» **Problem to work on**: Will you print the material below without altering a single character?

### Data section ###

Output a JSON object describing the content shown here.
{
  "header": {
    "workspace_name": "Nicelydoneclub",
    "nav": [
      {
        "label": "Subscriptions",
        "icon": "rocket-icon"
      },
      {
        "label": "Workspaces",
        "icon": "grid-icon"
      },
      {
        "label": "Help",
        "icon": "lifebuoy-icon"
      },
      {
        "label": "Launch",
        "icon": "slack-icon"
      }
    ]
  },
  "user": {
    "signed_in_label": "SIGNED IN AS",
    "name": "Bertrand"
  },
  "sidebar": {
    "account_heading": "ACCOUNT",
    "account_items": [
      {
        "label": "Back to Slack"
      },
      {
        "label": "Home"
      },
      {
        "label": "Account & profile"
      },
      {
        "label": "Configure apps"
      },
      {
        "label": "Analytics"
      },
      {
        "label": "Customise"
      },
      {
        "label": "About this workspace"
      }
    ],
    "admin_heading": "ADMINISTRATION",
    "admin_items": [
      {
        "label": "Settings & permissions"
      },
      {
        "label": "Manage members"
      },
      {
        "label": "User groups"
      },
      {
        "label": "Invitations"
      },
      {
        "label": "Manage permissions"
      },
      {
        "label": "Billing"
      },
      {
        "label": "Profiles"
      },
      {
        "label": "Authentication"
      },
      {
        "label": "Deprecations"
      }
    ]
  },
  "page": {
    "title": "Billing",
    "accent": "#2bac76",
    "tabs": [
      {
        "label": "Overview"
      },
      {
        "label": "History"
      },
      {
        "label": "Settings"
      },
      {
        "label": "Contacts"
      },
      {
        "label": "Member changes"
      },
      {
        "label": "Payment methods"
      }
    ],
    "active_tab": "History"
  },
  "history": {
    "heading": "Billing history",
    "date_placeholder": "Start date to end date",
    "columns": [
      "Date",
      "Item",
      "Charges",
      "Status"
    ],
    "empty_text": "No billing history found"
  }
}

###

» **The response**:
Output a JSON object describing the content shown here.
{
  "header": {
    "workspace_name": "Nicelydoneclub",
    "nav": [
      {
        "label": "Subscriptions",
        "icon": "rocket-icon"
      },
      {
        "label": "Workspaces",
        "icon": "grid-icon"
      },
      {
        "label": "Help",
        "icon": "lifebuoy-icon"
      },
      {
        "label": "Launch",
        "icon": "slack-icon"
      }
    ]
  },
  "user": {
    "signed_in_label": "SIGNED IN AS",
    "name": "Bertrand"
  },
  "sidebar": {
    "account_heading": "ACCOUNT",
    "account_items": [
      {
        "label": "Back to Slack"
      },
      {
        "label": "Home"
      },
      {
        "label": "Account & profile"
      },
      {
        "label": "Configure apps"
      },
      {
        "label": "Analytics"
      },
      {
        "label": "Customise"
      },
      {
        "label": "About this workspace"
      }
    ],
    "admin_heading": "ADMINISTRATION",
    "admin_items": [
      {
        "label": "Settings & permissions"
      },
      {
        "label": "Manage members"
      },
      {
        "label": "User groups"
      },
      {
        "label": "Invitations"
      },
      {
        "label": "Manage permissions"
      },
      {
        "label": "Billing"
      },
      {
        "label": "Profiles"
      },
      {
        "label": "Authentication"
      },
      {
        "label": "Deprecations"
      }
    ]
  },
  "page": {
    "title": "Billing",
    "accent": "#2bac76",
    "tabs": [
      {
        "label": "Overview"
      },
      {
        "label": "History"
      },
      {
        "label": "Settings"
      },
      {
        "label": "Contacts"
      },
      {
        "label": "Member changes"
      },
      {
        "label": "Payment methods"
      }
    ],
    "active_tab": "History"
  },
  "history": {
    "heading": "Billing history",
    "date_placeholder": "Start date to end date",
    "columns": [
      "Date",
      "Item",
      "Charges",
      "Status"
    ],
    "empty_text": "No billing history found"
  }
}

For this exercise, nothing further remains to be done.